■ **DOCUMENT TEXT**
※ ※ ※
Using SQL to identify embedded resources for your CMS site's CSP

It's good practice these days to add a Content Security Policy and couple it with the consent dialog. Both should include all third parties a site might have embedded.

But especially if being too relaxed in the past and allowing for example a generic HTML block or similar; it's hard to overview and easy to miss external embedded resources that might reside in the content database.

Putting together a CSP and activating it in content-security-policy-report-only mode is a good way to start but I thought it also valuable to try to extract possible embeddings from CMS content.

To work in a more direct fashion I figured that using SQL queries would be nice.

This probably might have some holes but I thought that looking for src="// and src="http in LongString-based properties should give decent coverage.
※ ※ ※
■ **RECORDS FOR THE TASK**
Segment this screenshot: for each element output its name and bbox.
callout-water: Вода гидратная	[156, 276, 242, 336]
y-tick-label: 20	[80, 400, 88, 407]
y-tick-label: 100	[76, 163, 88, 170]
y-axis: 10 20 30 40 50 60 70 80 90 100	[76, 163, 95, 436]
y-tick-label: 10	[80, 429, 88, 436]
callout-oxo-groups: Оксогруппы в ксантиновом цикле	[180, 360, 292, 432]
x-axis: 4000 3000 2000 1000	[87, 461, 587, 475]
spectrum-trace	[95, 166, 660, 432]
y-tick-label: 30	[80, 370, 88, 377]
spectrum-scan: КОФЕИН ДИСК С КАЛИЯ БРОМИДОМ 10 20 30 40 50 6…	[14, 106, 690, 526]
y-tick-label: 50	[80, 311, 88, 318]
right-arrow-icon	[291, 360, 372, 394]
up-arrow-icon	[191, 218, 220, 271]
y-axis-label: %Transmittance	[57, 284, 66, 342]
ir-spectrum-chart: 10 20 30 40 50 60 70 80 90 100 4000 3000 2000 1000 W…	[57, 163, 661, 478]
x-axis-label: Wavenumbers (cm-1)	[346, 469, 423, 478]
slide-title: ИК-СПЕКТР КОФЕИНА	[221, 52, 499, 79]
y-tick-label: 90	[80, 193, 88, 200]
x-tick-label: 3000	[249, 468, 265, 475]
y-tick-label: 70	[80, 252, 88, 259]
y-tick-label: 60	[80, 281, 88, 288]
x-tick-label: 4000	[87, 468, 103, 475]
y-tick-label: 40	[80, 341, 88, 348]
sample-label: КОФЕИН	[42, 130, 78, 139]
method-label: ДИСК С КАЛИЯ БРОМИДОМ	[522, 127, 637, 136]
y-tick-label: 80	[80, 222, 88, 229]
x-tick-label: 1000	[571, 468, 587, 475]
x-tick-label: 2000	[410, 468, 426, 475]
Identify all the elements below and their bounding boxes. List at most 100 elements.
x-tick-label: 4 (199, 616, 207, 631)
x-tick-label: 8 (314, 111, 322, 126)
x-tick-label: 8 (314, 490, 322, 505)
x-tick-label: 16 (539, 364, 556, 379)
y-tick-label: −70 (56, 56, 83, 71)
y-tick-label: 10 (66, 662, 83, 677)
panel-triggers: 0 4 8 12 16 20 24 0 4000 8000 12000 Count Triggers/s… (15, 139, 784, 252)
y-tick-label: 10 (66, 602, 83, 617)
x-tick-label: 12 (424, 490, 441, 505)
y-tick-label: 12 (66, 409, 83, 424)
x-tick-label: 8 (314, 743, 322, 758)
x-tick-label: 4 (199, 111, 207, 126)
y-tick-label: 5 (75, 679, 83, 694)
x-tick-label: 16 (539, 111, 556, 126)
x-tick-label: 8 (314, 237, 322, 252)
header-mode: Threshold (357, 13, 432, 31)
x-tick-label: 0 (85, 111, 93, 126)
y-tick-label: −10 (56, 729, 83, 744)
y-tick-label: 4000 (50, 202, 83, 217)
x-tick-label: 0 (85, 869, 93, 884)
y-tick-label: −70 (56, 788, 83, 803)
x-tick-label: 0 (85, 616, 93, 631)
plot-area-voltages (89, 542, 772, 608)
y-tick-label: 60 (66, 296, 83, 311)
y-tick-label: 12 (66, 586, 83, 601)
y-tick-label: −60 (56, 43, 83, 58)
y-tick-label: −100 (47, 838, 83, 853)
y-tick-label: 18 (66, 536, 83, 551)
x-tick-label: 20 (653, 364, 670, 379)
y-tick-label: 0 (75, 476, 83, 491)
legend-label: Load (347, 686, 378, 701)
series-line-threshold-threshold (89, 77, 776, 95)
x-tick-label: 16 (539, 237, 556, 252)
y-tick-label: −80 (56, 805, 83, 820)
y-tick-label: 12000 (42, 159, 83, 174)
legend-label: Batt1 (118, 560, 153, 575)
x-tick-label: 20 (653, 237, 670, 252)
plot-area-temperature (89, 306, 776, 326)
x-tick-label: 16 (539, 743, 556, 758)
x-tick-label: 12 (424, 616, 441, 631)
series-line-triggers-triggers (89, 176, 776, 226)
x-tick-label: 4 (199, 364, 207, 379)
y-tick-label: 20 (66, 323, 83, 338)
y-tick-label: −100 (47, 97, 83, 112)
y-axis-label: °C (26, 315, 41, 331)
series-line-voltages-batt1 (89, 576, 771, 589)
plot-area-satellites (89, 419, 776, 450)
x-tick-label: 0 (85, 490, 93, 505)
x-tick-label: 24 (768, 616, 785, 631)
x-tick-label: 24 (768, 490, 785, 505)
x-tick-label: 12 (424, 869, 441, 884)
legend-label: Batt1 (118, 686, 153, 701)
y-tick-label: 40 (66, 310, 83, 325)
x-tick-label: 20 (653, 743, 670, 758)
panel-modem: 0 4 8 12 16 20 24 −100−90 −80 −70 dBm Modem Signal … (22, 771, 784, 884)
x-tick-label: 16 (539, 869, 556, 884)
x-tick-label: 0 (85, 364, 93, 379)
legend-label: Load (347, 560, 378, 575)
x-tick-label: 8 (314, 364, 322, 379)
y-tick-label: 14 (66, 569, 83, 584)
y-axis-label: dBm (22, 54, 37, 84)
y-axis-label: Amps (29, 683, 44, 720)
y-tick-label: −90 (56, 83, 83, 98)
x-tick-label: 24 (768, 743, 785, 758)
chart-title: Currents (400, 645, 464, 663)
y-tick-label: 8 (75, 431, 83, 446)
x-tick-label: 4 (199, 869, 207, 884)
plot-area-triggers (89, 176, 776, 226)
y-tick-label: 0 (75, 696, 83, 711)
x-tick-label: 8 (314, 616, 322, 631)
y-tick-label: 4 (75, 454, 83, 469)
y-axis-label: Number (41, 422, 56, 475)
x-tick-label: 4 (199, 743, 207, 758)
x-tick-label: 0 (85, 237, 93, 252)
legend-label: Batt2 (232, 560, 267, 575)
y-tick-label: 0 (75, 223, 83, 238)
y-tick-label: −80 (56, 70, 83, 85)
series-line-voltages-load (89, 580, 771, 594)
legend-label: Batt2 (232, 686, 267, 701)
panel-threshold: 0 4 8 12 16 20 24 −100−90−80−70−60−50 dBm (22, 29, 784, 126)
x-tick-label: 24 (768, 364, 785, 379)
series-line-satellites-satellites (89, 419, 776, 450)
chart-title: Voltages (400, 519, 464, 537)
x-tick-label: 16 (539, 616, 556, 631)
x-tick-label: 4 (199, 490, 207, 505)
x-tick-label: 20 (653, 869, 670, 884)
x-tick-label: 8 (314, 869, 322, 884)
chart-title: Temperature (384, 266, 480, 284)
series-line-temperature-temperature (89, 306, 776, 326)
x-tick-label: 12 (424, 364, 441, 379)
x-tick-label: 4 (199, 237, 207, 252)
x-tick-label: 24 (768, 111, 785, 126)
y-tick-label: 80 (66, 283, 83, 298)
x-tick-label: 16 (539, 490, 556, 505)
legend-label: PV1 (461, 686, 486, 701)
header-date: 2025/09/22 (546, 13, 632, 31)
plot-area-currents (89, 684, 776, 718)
※ ※ ※
■ **WRITTEN TASK A**
Put the part of the records that opens with the very first line and closes with the line containing "spectrum-scan: КОФЕИН ДИСК" into a JSON list of strings, one string per line, with blank lines left out.
■ **WRITTEN TASK B**
Continue the post on using SQL to find embedded resources for a CSP from the point where it stops.

■ **TASK RESULT A**
[
  "Segment this screenshot: for each element output its name and bbox.",
  "callout-water: Вода гидратная\t[156, 276, 242, 336]",
  "y-tick-label: 20\t[80, 400, 88, 407]",
  "y-tick-label: 100\t[76, 163, 88, 170]",
  "y-axis: 10 20 30 40 50 60 70 80 90 100\t[76, 163, 95, 436]",
  "y-tick-label: 10\t[80, 429, 88, 436]",
  "callout-oxo-groups: Оксогруппы в ксантиновом цикле\t[180, 360, 292, 432]",
  "x-axis: 4000 3000 2000 1000\t[87, 461, 587, 475]",
  "spectrum-trace\t[95, 166, 660, 432]",
  "y-tick-label: 30\t[80, 370, 88, 377]",
  "spectrum-scan: КОФЕИН ДИСК С КАЛИЯ БРОМИДОМ 10 20 30 40 50 6…\t[14, 106, 690, 526]"
]

■ **TASK RESULT B**
A Stack Overflow answer from Darka had a smart function to involve so after downloading the production database from the self-service portal I added that function to my local copy.

I only needed to do a small modification to the extraction pattern to look for // only.

CREATE FUNCTION dbo.getLinksFromText (@Tekstas NVARCHAR(MAX))
RETURNS @Data TABLE(TheLink NVARCHAR(500))
AS
BEGIN
    DECLARE @FirstIndexOfChar INT,
            @LastIndexOfChar INT,
            @LengthOfStringBetweenChars INT,
            @String VARCHAR(MAX)

    SET @FirstIndexOfChar = CHARINDEX('//', @Tekstas, 0)

    WHILE @FirstIndexOfChar > 0
    BEGIN

        SET @String = ''
        SET @LastIndexOfChar = CHARINDEX('/', @Tekstas,@FirstIndexOfChar+7)
        SET @LengthOfStringBetweenChars = @LastIndexOfChar - @FirstIndexOfChar + 1

        SET @String = SUBSTRING(@Tekstas, @FirstIndexOfChar, @LengthOfStringBetweenChars)
        INSERT INTO @Data (TheLink) VALUES (@String);

        SET @Tekstas = SUBSTRING(@Tekstas, @LastIndexOfChar, LEN(@Tekstas))
        SET @FirstIndexOfChar = CHARINDEX('//', @Tekstas, 0)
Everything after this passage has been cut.